Extract the records below word for word and ignore the images.

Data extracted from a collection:
↓

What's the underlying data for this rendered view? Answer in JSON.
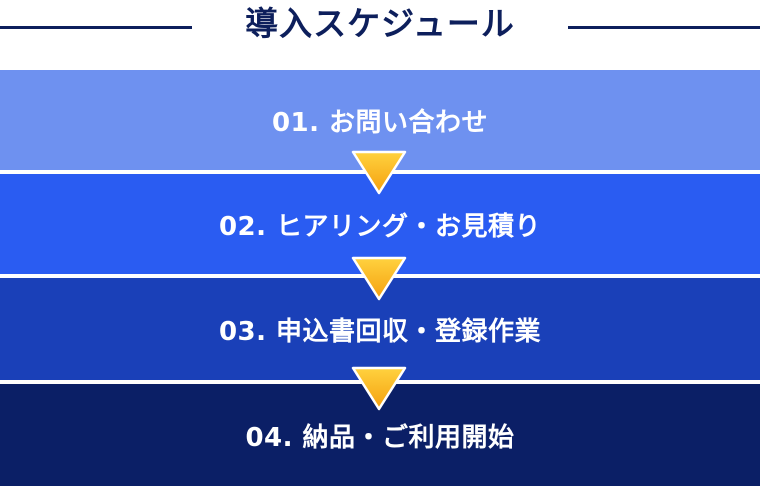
{
  "title": "導入スケジュール",
  "colors": {
    "heading": "#0d1f5c",
    "arrow_top": "#ffd23f",
    "arrow_bottom": "#f5a00f",
    "arrow_outline": "#ffffff"
  },
  "steps": [
    {
      "label": "01. お問い合わせ",
      "color": "#6e91f0"
    },
    {
      "label": "02. ヒアリング・お見積り",
      "color": "#2a5cf2"
    },
    {
      "label": "03. 申込書回収・登録作業",
      "color": "#1a40b8"
    },
    {
      "label": "04. 納品・ご利用開始",
      "color": "#0b1f66"
    }
  ]
}
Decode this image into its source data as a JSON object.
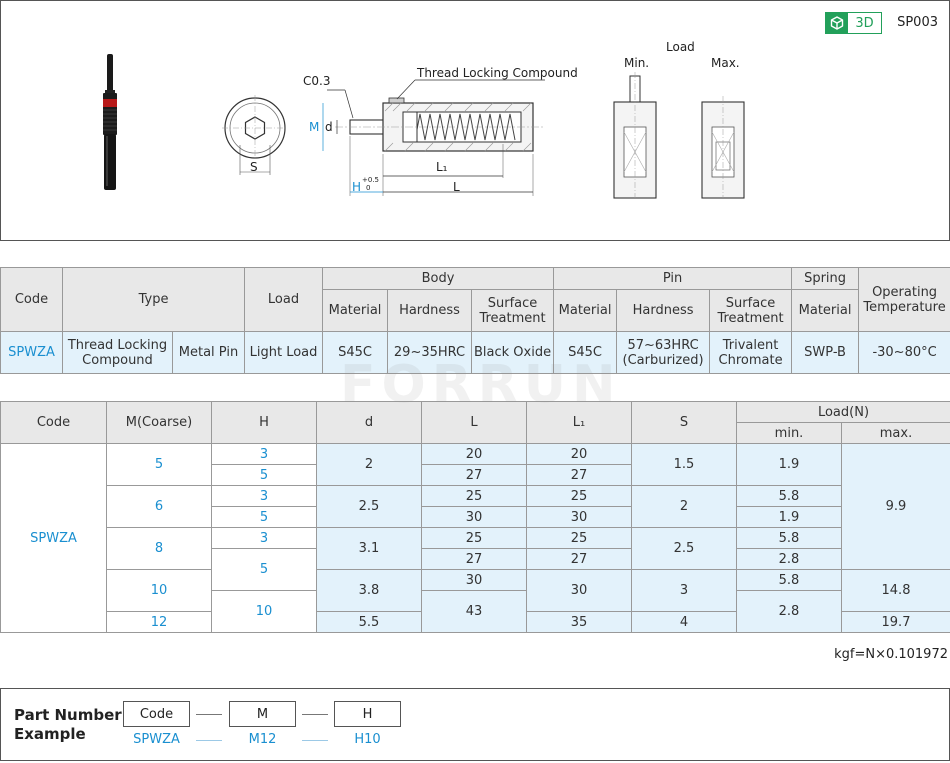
{
  "header": {
    "badge_label": "3D",
    "series_code": "SP003"
  },
  "drawing": {
    "chamfer": "C0.3",
    "compound_label": "Thread Locking Compound",
    "dim_M": "M",
    "dim_d": "d",
    "dim_S": "S",
    "dim_H": "H",
    "dim_H_tol_upper": "+0.5",
    "dim_H_tol_lower": "0",
    "dim_L1": "L₁",
    "dim_L": "L",
    "load_title": "Load",
    "load_min": "Min.",
    "load_max": "Max."
  },
  "spec_table": {
    "headers": {
      "code": "Code",
      "type": "Type",
      "load": "Load",
      "body": "Body",
      "pin": "Pin",
      "spring": "Spring",
      "operating_temperature": "Operating Temperature",
      "material": "Material",
      "hardness": "Hardness",
      "surface_treatment": "Surface Treatment"
    },
    "row": {
      "code": "SPWZA",
      "type_1": "Thread Locking Compound",
      "type_2": "Metal Pin",
      "load": "Light Load",
      "body_material": "S45C",
      "body_hardness": "29~35HRC",
      "body_surface": "Black Oxide",
      "pin_material": "S45C",
      "pin_hardness": "57~63HRC (Carburized)",
      "pin_surface": "Trivalent Chromate",
      "spring_material": "SWP-B",
      "temperature": "-30~80°C"
    }
  },
  "dim_table": {
    "headers": {
      "code": "Code",
      "m": "M(Coarse)",
      "h": "H",
      "d": "d",
      "l": "L",
      "l1": "L₁",
      "s": "S",
      "load": "Load(N)",
      "min": "min.",
      "max": "max."
    },
    "code": "SPWZA",
    "m": [
      "5",
      "6",
      "8",
      "10",
      "12"
    ],
    "h": [
      "3",
      "5",
      "3",
      "5",
      "3",
      "5",
      "10"
    ],
    "d": [
      "2",
      "2.5",
      "3.1",
      "3.8",
      "5.5"
    ],
    "l": [
      "20",
      "27",
      "25",
      "30",
      "25",
      "27",
      "30",
      "43"
    ],
    "l1": [
      "20",
      "27",
      "25",
      "30",
      "25",
      "27",
      "30",
      "35"
    ],
    "s": [
      "1.5",
      "2",
      "2.5",
      "3",
      "4"
    ],
    "load_min": [
      "1.9",
      "5.8",
      "1.9",
      "5.8",
      "2.8",
      "5.8",
      "2.8"
    ],
    "load_max": [
      "9.9",
      "14.8",
      "19.7"
    ]
  },
  "conversion_note": "kgf=N×0.101972",
  "part_number": {
    "title_line1": "Part Number",
    "title_line2": "Example",
    "boxes": [
      "Code",
      "M",
      "H"
    ],
    "values": [
      "SPWZA",
      "M12",
      "H10"
    ]
  }
}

↑

■ Answer to this problem ■
What's the underlying data for this rendered view? Answer in JSON.
{
  "title": "導入スケジュール",
  "colors": {
    "heading": "#0d1f5c",
    "arrow_top": "#ffd23f",
    "arrow_bottom": "#f5a00f",
    "arrow_outline": "#ffffff"
  },
  "steps": [
    {
      "label": "01. お問い合わせ",
      "color": "#6e91f0"
    },
    {
      "label": "02. ヒアリング・お見積り",
      "color": "#2a5cf2"
    },
    {
      "label": "03. 申込書回収・登録作業",
      "color": "#1a40b8"
    },
    {
      "label": "04. 納品・ご利用開始",
      "color": "#0b1f66"
    }
  ]
}
Decode this image into its source data as a JSON object.
{
  "header": {
    "badge_label": "3D",
    "series_code": "SP003"
  },
  "drawing": {
    "chamfer": "C0.3",
    "compound_label": "Thread Locking Compound",
    "dim_M": "M",
    "dim_d": "d",
    "dim_S": "S",
    "dim_H": "H",
    "dim_H_tol_upper": "+0.5",
    "dim_H_tol_lower": "0",
    "dim_L1": "L₁",
    "dim_L": "L",
    "load_title": "Load",
    "load_min": "Min.",
    "load_max": "Max."
  },
  "spec_table": {
    "headers": {
      "code": "Code",
      "type": "Type",
      "load": "Load",
      "body": "Body",
      "pin": "Pin",
      "spring": "Spring",
      "operating_temperature": "Operating Temperature",
      "material": "Material",
      "hardness": "Hardness",
      "surface_treatment": "Surface Treatment"
    },
    "row": {
      "code": "SPWZA",
      "type_1": "Thread Locking Compound",
      "type_2": "Metal Pin",
      "load": "Light Load",
      "body_material": "S45C",
      "body_hardness": "29~35HRC",
      "body_surface": "Black Oxide",
      "pin_material": "S45C",
      "pin_hardness": "57~63HRC (Carburized)",
      "pin_surface": "Trivalent Chromate",
      "spring_material": "SWP-B",
      "temperature": "-30~80°C"
    }
  },
  "dim_table": {
    "headers": {
      "code": "Code",
      "m": "M(Coarse)",
      "h": "H",
      "d": "d",
      "l": "L",
      "l1": "L₁",
      "s": "S",
      "load": "Load(N)",
      "min": "min.",
      "max": "max."
    },
    "code": "SPWZA",
    "m": [
      "5",
      "6",
      "8",
      "10",
      "12"
    ],
    "h": [
      "3",
      "5",
      "3",
      "5",
      "3",
      "5",
      "10"
    ],
    "d": [
      "2",
      "2.5",
      "3.1",
      "3.8",
      "5.5"
    ],
    "l": [
      "20",
      "27",
      "25",
      "30",
      "25",
      "27",
      "30",
      "43"
    ],
    "l1": [
      "20",
      "27",
      "25",
      "30",
      "25",
      "27",
      "30",
      "35"
    ],
    "s": [
      "1.5",
      "2",
      "2.5",
      "3",
      "4"
    ],
    "load_min": [
      "1.9",
      "5.8",
      "1.9",
      "5.8",
      "2.8",
      "5.8",
      "2.8"
    ],
    "load_max": [
      "9.9",
      "14.8",
      "19.7"
    ]
  },
  "conversion_note": "kgf=N×0.101972",
  "part_number": {
    "title_line1": "Part Number",
    "title_line2": "Example",
    "boxes": [
      "Code",
      "M",
      "H"
    ],
    "values": [
      "SPWZA",
      "M12",
      "H10"
    ]
  }
}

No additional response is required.